Extracted records
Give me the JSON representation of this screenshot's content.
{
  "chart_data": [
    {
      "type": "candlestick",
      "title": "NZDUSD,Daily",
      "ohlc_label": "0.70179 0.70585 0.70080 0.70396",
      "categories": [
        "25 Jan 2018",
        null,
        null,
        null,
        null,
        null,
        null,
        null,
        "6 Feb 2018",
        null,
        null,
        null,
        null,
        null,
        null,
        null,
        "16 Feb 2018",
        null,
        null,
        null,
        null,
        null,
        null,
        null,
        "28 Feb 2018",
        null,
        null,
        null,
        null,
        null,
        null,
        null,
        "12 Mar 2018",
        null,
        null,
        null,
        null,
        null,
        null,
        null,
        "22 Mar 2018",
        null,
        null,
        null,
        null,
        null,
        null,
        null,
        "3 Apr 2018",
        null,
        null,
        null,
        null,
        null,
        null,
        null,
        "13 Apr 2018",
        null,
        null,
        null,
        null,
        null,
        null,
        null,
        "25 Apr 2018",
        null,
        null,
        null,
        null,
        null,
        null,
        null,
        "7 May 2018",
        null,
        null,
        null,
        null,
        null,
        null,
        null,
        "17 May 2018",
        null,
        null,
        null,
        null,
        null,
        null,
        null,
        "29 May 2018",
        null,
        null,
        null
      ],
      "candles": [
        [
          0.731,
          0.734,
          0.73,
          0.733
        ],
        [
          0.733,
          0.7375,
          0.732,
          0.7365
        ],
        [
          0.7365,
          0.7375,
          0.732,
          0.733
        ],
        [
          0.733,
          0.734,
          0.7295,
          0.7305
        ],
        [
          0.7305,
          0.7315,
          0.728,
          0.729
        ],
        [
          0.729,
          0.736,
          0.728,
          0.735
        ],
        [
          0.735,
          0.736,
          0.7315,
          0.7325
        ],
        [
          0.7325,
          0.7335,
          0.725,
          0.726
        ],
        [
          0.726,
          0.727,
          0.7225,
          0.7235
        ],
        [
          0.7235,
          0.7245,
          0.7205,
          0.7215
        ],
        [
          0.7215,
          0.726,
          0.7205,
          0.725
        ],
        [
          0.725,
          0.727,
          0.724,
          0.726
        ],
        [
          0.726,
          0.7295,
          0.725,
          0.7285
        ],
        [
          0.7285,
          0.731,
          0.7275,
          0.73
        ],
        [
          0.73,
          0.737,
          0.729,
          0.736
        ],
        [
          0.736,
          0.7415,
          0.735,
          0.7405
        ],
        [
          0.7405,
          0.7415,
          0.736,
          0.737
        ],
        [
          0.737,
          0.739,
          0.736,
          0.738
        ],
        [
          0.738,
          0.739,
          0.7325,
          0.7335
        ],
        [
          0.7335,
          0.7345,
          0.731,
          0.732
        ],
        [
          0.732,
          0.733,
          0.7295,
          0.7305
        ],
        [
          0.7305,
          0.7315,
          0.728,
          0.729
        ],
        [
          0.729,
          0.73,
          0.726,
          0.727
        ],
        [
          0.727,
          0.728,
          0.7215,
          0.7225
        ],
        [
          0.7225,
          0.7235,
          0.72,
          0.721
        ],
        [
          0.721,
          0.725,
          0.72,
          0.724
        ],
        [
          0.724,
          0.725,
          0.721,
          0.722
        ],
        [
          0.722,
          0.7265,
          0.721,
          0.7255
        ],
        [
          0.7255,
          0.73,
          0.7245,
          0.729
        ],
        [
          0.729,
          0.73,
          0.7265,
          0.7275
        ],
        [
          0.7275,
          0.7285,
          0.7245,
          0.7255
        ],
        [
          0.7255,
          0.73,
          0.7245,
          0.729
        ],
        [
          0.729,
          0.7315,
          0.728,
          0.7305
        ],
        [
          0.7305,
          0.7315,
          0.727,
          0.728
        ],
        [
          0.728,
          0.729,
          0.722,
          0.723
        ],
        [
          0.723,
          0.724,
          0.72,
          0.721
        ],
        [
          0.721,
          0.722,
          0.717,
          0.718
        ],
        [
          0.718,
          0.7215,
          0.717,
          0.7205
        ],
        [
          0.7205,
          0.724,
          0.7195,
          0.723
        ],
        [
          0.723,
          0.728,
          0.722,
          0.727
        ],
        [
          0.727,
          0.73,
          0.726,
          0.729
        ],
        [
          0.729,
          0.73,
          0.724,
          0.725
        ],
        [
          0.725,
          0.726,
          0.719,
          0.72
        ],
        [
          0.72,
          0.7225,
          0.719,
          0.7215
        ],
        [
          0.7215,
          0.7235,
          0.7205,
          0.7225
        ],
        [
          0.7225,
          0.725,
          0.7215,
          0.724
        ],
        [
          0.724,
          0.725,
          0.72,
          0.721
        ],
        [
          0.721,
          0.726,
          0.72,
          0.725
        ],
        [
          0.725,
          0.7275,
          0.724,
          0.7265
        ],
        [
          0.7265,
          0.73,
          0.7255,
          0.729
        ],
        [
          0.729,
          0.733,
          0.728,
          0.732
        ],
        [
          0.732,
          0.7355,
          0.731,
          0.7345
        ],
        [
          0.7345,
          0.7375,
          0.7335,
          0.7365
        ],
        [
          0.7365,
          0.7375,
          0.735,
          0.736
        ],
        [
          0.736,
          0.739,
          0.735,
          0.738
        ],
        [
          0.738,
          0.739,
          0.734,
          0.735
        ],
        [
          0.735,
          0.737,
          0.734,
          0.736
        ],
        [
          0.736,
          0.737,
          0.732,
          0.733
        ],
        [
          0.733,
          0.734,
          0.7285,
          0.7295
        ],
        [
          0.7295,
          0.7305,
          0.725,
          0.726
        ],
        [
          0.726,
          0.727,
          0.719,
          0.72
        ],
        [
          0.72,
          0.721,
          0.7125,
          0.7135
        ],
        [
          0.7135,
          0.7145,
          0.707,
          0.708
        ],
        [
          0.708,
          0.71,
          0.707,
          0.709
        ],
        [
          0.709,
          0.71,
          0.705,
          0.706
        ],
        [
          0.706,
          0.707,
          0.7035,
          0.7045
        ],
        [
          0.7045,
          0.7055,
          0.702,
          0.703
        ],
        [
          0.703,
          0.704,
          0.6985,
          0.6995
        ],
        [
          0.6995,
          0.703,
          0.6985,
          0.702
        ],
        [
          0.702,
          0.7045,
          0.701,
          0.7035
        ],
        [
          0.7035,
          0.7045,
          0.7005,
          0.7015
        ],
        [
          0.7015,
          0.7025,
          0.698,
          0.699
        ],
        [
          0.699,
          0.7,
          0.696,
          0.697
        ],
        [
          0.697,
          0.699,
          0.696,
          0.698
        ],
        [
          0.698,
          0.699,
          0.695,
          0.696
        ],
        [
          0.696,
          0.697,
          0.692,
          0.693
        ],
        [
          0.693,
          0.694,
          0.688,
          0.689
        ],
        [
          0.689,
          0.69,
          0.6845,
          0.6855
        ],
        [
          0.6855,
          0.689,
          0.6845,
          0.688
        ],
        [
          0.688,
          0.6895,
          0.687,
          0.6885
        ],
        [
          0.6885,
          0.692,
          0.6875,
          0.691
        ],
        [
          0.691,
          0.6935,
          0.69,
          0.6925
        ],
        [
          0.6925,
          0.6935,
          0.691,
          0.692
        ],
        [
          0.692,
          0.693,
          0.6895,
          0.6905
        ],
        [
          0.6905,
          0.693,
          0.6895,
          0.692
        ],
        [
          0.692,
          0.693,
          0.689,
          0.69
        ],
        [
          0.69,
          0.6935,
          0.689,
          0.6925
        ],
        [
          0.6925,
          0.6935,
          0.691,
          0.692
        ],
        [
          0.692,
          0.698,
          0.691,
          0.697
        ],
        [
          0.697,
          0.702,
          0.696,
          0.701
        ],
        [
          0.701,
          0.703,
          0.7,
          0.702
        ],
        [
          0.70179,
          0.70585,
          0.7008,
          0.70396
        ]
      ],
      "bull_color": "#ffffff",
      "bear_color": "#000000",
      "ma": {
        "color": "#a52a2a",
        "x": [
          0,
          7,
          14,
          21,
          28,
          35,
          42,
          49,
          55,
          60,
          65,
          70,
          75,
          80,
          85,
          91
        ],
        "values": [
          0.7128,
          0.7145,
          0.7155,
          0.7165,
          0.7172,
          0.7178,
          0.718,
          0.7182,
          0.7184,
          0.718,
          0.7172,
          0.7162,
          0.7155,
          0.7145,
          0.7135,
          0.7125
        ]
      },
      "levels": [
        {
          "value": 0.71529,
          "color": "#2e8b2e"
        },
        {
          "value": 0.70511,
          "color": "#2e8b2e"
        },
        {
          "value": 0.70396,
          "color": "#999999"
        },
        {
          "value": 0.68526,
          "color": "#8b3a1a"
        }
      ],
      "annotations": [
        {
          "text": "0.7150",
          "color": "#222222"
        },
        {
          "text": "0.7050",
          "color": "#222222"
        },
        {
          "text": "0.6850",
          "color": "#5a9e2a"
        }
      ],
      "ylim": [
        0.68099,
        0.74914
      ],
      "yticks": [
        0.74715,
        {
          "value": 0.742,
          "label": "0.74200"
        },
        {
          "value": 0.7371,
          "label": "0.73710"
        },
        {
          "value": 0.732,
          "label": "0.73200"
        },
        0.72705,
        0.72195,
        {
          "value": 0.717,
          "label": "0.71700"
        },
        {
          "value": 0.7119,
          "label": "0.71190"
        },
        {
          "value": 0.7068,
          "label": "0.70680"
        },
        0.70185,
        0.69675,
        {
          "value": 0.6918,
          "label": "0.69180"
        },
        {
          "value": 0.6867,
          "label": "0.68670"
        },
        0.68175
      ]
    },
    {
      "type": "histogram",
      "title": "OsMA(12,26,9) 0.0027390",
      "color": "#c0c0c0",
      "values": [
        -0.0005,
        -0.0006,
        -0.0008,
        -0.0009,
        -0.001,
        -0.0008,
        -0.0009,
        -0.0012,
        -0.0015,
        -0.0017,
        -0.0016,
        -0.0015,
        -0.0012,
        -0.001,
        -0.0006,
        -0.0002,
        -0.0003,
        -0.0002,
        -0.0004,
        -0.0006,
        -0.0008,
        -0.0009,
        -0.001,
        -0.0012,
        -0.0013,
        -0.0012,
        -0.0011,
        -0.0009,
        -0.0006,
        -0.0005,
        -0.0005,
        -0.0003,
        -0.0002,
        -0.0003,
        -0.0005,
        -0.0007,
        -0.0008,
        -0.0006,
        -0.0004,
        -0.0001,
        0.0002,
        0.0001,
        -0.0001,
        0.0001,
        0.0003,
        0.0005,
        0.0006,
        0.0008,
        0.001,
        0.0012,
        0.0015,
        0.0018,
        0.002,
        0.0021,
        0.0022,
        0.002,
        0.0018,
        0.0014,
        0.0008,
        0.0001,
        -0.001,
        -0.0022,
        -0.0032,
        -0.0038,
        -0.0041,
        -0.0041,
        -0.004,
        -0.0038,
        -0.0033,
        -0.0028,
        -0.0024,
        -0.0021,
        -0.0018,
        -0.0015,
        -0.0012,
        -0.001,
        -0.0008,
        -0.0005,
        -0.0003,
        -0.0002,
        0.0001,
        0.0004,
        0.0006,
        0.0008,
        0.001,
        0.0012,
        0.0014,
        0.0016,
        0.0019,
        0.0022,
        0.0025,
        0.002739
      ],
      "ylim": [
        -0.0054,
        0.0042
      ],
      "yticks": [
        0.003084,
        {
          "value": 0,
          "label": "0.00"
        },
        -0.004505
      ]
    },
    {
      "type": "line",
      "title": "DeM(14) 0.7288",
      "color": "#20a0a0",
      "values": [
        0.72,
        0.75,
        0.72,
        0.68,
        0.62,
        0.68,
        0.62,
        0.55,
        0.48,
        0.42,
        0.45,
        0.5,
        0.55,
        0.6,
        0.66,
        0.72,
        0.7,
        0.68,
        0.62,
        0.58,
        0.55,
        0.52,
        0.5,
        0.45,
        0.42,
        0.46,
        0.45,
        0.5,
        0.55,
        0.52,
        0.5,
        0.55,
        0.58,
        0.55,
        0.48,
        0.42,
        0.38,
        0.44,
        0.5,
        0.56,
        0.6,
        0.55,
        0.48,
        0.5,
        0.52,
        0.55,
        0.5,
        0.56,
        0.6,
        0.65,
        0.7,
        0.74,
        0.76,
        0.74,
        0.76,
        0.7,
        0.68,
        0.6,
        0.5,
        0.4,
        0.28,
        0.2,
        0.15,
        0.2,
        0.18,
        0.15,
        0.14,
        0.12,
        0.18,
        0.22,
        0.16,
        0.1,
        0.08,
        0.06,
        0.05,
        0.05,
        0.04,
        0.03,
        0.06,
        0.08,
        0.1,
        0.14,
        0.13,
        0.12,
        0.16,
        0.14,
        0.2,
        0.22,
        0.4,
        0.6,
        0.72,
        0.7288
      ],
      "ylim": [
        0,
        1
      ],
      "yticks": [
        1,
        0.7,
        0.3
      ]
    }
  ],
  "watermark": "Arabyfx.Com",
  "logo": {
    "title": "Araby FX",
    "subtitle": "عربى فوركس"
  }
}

TASK REQUIREMENTS: Identify which lines contain the word "type" and copy each one.

FINISHED TASK:
      "type": "candlestick",
      "type": "histogram",
      "type": "line",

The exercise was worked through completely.